◆ What you have to do
Every entry below must be repeated exactly; skip the pictures.

━━━ Information given

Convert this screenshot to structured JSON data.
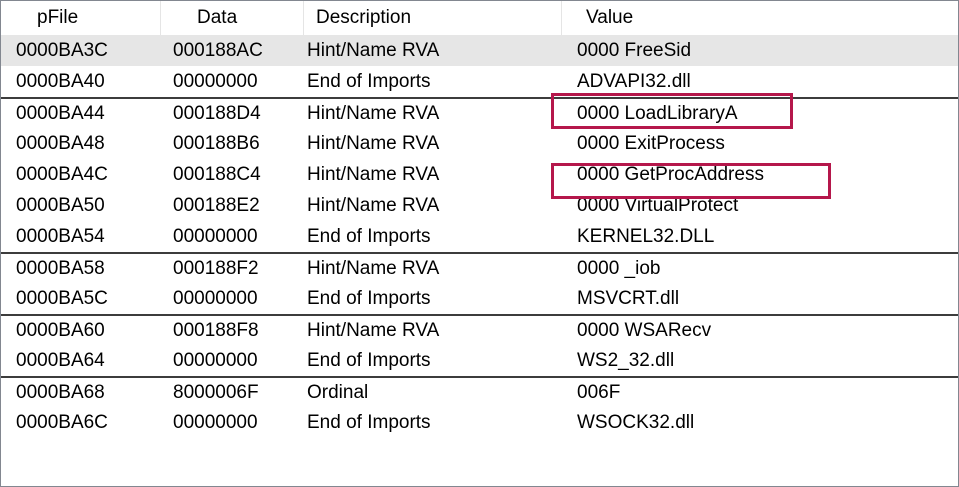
{
  "columns": {
    "pfile": "pFile",
    "data": "Data",
    "description": "Description",
    "value": "Value"
  },
  "colors": {
    "highlight_box": "#b5174b",
    "selected_row": "#e6e6e6",
    "group_separator": "#3c3c3c"
  },
  "rows": [
    {
      "pfile": "0000BA3C",
      "data": "000188AC",
      "description": "Hint/Name RVA",
      "value": "0000  FreeSid",
      "selected": true,
      "group_start": false,
      "highlighted": false
    },
    {
      "pfile": "0000BA40",
      "data": "00000000",
      "description": "End of Imports",
      "value": "ADVAPI32.dll",
      "selected": false,
      "group_start": false,
      "highlighted": false
    },
    {
      "pfile": "0000BA44",
      "data": "000188D4",
      "description": "Hint/Name RVA",
      "value": "0000  LoadLibraryA",
      "selected": false,
      "group_start": true,
      "highlighted": true
    },
    {
      "pfile": "0000BA48",
      "data": "000188B6",
      "description": "Hint/Name RVA",
      "value": "0000  ExitProcess",
      "selected": false,
      "group_start": false,
      "highlighted": false
    },
    {
      "pfile": "0000BA4C",
      "data": "000188C4",
      "description": "Hint/Name RVA",
      "value": "0000  GetProcAddress",
      "selected": false,
      "group_start": false,
      "highlighted": true
    },
    {
      "pfile": "0000BA50",
      "data": "000188E2",
      "description": "Hint/Name RVA",
      "value": "0000  VirtualProtect",
      "selected": false,
      "group_start": false,
      "highlighted": false
    },
    {
      "pfile": "0000BA54",
      "data": "00000000",
      "description": "End of Imports",
      "value": "KERNEL32.DLL",
      "selected": false,
      "group_start": false,
      "highlighted": false
    },
    {
      "pfile": "0000BA58",
      "data": "000188F2",
      "description": "Hint/Name RVA",
      "value": "0000  _iob",
      "selected": false,
      "group_start": true,
      "highlighted": false
    },
    {
      "pfile": "0000BA5C",
      "data": "00000000",
      "description": "End of Imports",
      "value": "MSVCRT.dll",
      "selected": false,
      "group_start": false,
      "highlighted": false
    },
    {
      "pfile": "0000BA60",
      "data": "000188F8",
      "description": "Hint/Name RVA",
      "value": "0000  WSARecv",
      "selected": false,
      "group_start": true,
      "highlighted": false
    },
    {
      "pfile": "0000BA64",
      "data": "00000000",
      "description": "End of Imports",
      "value": "WS2_32.dll",
      "selected": false,
      "group_start": false,
      "highlighted": false
    },
    {
      "pfile": "0000BA68",
      "data": "8000006F",
      "description": "Ordinal",
      "value": "006F",
      "selected": false,
      "group_start": true,
      "highlighted": false
    },
    {
      "pfile": "0000BA6C",
      "data": "00000000",
      "description": "End of Imports",
      "value": "WSOCK32.dll",
      "selected": false,
      "group_start": false,
      "highlighted": false
    }
  ]
}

━━━━━━

◆ Reply
Convert this screenshot to structured JSON data.
{
  "columns": {
    "pfile": "pFile",
    "data": "Data",
    "description": "Description",
    "value": "Value"
  },
  "colors": {
    "highlight_box": "#b5174b",
    "selected_row": "#e6e6e6",
    "group_separator": "#3c3c3c"
  },
  "rows": [
    {
      "pfile": "0000BA3C",
      "data": "000188AC",
      "description": "Hint/Name RVA",
      "value": "0000  FreeSid",
      "selected": true,
      "group_start": false,
      "highlighted": false
    },
    {
      "pfile": "0000BA40",
      "data": "00000000",
      "description": "End of Imports",
      "value": "ADVAPI32.dll",
      "selected": false,
      "group_start": false,
      "highlighted": false
    },
    {
      "pfile": "0000BA44",
      "data": "000188D4",
      "description": "Hint/Name RVA",
      "value": "0000  LoadLibraryA",
      "selected": false,
      "group_start": true,
      "highlighted": true
    },
    {
      "pfile": "0000BA48",
      "data": "000188B6",
      "description": "Hint/Name RVA",
      "value": "0000  ExitProcess",
      "selected": false,
      "group_start": false,
      "highlighted": false
    },
    {
      "pfile": "0000BA4C",
      "data": "000188C4",
      "description": "Hint/Name RVA",
      "value": "0000  GetProcAddress",
      "selected": false,
      "group_start": false,
      "highlighted": true
    },
    {
      "pfile": "0000BA50",
      "data": "000188E2",
      "description": "Hint/Name RVA",
      "value": "0000  VirtualProtect",
      "selected": false,
      "group_start": false,
      "highlighted": false
    },
    {
      "pfile": "0000BA54",
      "data": "00000000",
      "description": "End of Imports",
      "value": "KERNEL32.DLL",
      "selected": false,
      "group_start": false,
      "highlighted": false
    },
    {
      "pfile": "0000BA58",
      "data": "000188F2",
      "description": "Hint/Name RVA",
      "value": "0000  _iob",
      "selected": false,
      "group_start": true,
      "highlighted": false
    },
    {
      "pfile": "0000BA5C",
      "data": "00000000",
      "description": "End of Imports",
      "value": "MSVCRT.dll",
      "selected": false,
      "group_start": false,
      "highlighted": false
    },
    {
      "pfile": "0000BA60",
      "data": "000188F8",
      "description": "Hint/Name RVA",
      "value": "0000  WSARecv",
      "selected": false,
      "group_start": true,
      "highlighted": false
    },
    {
      "pfile": "0000BA64",
      "data": "00000000",
      "description": "End of Imports",
      "value": "WS2_32.dll",
      "selected": false,
      "group_start": false,
      "highlighted": false
    },
    {
      "pfile": "0000BA68",
      "data": "8000006F",
      "description": "Ordinal",
      "value": "006F",
      "selected": false,
      "group_start": true,
      "highlighted": false
    },
    {
      "pfile": "0000BA6C",
      "data": "00000000",
      "description": "End of Imports",
      "value": "WSOCK32.dll",
      "selected": false,
      "group_start": false,
      "highlighted": false
    }
  ]
}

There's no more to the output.